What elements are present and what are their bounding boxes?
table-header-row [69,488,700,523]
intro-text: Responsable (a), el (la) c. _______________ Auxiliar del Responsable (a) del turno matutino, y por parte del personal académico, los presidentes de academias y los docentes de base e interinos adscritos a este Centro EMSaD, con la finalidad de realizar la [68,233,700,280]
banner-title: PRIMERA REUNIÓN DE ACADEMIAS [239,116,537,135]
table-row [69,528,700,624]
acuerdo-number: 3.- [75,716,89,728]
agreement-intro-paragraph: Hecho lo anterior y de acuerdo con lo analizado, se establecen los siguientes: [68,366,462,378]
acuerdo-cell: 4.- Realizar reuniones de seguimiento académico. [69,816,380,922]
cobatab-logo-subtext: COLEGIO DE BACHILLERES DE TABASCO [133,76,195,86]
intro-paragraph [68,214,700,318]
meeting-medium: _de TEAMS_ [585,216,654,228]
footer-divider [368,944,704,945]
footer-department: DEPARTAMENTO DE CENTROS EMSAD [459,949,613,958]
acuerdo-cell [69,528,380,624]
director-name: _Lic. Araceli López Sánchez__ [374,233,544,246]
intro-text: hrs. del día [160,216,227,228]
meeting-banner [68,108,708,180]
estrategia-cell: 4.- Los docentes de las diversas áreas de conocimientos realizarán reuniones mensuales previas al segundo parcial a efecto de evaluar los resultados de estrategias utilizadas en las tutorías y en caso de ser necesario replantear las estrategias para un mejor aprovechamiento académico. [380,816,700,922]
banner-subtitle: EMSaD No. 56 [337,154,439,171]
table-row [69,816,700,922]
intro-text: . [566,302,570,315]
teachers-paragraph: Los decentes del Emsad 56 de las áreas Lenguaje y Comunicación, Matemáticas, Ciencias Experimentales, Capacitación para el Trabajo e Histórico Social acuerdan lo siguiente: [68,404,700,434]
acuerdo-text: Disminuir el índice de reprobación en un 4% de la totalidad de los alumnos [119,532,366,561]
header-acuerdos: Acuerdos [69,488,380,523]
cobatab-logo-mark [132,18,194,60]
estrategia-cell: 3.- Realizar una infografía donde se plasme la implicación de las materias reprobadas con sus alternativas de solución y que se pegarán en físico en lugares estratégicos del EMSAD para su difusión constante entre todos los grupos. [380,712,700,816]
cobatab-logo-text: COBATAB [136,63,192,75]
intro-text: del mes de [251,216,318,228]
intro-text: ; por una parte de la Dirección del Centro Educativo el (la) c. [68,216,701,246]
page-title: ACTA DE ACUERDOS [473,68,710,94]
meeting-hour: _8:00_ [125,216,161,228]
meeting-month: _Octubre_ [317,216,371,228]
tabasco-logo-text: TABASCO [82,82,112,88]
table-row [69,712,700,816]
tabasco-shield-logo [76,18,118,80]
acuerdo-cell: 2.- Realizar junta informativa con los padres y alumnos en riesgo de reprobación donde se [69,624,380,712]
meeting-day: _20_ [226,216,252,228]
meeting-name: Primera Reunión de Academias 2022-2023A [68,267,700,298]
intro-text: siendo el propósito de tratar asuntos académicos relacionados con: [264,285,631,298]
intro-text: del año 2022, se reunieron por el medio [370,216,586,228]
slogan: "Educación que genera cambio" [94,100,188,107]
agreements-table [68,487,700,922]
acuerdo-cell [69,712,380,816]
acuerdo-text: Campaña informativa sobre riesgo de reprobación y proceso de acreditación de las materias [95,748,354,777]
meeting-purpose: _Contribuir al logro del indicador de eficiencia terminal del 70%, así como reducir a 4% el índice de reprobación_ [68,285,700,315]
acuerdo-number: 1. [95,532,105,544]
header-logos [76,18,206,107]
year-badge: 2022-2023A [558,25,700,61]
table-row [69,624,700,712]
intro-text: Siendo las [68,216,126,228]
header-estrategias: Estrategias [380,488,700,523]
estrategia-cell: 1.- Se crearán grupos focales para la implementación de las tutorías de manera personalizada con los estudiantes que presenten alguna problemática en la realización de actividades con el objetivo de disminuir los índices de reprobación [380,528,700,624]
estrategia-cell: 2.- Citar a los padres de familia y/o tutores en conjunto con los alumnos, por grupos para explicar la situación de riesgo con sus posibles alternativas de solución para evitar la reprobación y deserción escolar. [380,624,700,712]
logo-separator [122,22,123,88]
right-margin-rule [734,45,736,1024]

Task requirements: Reproduce all of the records above line for line, without changing anything.

Output:
What elements are present and what are their bounding boxes?
table-header-row [69,488,700,523]
intro-text: Responsable (a), el (la) c. _______________ Auxiliar del Responsable (a) del turno matutino, y por parte del personal académico, los presidentes de academias y los docentes de base e interinos adscritos a este Centro EMSaD, con la finalidad de realizar la [68,233,700,280]
banner-title: PRIMERA REUNIÓN DE ACADEMIAS [239,116,537,135]
table-row [69,528,700,624]
acuerdo-number: 3.- [75,716,89,728]
agreement-intro-paragraph: Hecho lo anterior y de acuerdo con lo analizado, se establecen los siguientes: [68,366,462,378]
acuerdo-cell: 4.- Realizar reuniones de seguimiento académico. [69,816,380,922]
cobatab-logo-subtext: COLEGIO DE BACHILLERES DE TABASCO [133,76,195,86]
intro-paragraph [68,214,700,318]
meeting-medium: _de TEAMS_ [585,216,654,228]
footer-divider [368,944,704,945]
footer-department: DEPARTAMENTO DE CENTROS EMSAD [459,949,613,958]
acuerdo-cell [69,528,380,624]
director-name: _Lic. Araceli López Sánchez__ [374,233,544,246]
intro-text: hrs. del día [160,216,227,228]
meeting-banner [68,108,708,180]
estrategia-cell: 4.- Los docentes de las diversas áreas de conocimientos realizarán reuniones mensuales previas al segundo parcial a efecto de evaluar los resultados de estrategias utilizadas en las tutorías y en caso de ser necesario replantear las estrategias para un mejor aprovechamiento académico. [380,816,700,922]
banner-subtitle: EMSaD No. 56 [337,154,439,171]
table-row [69,816,700,922]
intro-text: . [566,302,570,315]
teachers-paragraph: Los decentes del Emsad 56 de las áreas Lenguaje y Comunicación, Matemáticas, Ciencias Experimentales, Capacitación para el Trabajo e Histórico Social acuerdan lo siguiente: [68,404,700,434]
acuerdo-text: Disminuir el índice de reprobación en un 4% de la totalidad de los alumnos [119,532,366,561]
header-acuerdos: Acuerdos [69,488,380,523]
cobatab-logo-mark [132,18,194,60]
estrategia-cell: 3.- Realizar una infografía donde se plasme la implicación de las materias reprobadas con sus alternativas de solución y que se pegarán en físico en lugares estratégicos del EMSAD para su difusión constante entre todos los grupos. [380,712,700,816]
cobatab-logo-text: COBATAB [136,63,192,75]
intro-text: del mes de [251,216,318,228]
intro-text: ; por una parte de la Dirección del Centro Educativo el (la) c. [68,216,701,246]
page-title: ACTA DE ACUERDOS [473,68,710,94]
meeting-hour: _8:00_ [125,216,161,228]
meeting-month: _Octubre_ [317,216,371,228]
tabasco-logo-text: TABASCO [82,82,112,88]
table-row [69,712,700,816]
tabasco-shield-logo [76,18,118,80]
acuerdo-cell: 2.- Realizar junta informativa con los padres y alumnos en riesgo de reprobación donde se [69,624,380,712]
meeting-day: _20_ [226,216,252,228]
meeting-name: Primera Reunión de Academias 2022-2023A [68,267,700,298]
intro-text: siendo el propósito de tratar asuntos académicos relacionados con: [264,285,631,298]
intro-text: del año 2022, se reunieron por el medio [370,216,586,228]
slogan: "Educación que genera cambio" [94,100,188,107]
agreements-table [68,487,700,922]
acuerdo-cell [69,712,380,816]
acuerdo-text: Campaña informativa sobre riesgo de reprobación y proceso de acreditación de las materias [95,748,354,777]
meeting-purpose: _Contribuir al logro del indicador de eficiencia terminal del 70%, así como reducir a 4% el índice de reprobación_ [68,285,700,315]
acuerdo-number: 1. [95,532,105,544]
header-logos [76,18,206,107]
year-badge: 2022-2023A [558,25,700,61]
table-row [69,624,700,712]
intro-text: Siendo las [68,216,126,228]
header-estrategias: Estrategias [380,488,700,523]
estrategia-cell: 1.- Se crearán grupos focales para la implementación de las tutorías de manera personalizada con los estudiantes que presenten alguna problemática en la realización de actividades con el objetivo de disminuir los índices de reprobación [380,528,700,624]
estrategia-cell: 2.- Citar a los padres de familia y/o tutores en conjunto con los alumnos, por grupos para explicar la situación de riesgo con sus posibles alternativas de solución para evitar la reprobación y deserción escolar. [380,624,700,712]
logo-separator [122,22,123,88]
right-margin-rule [734,45,736,1024]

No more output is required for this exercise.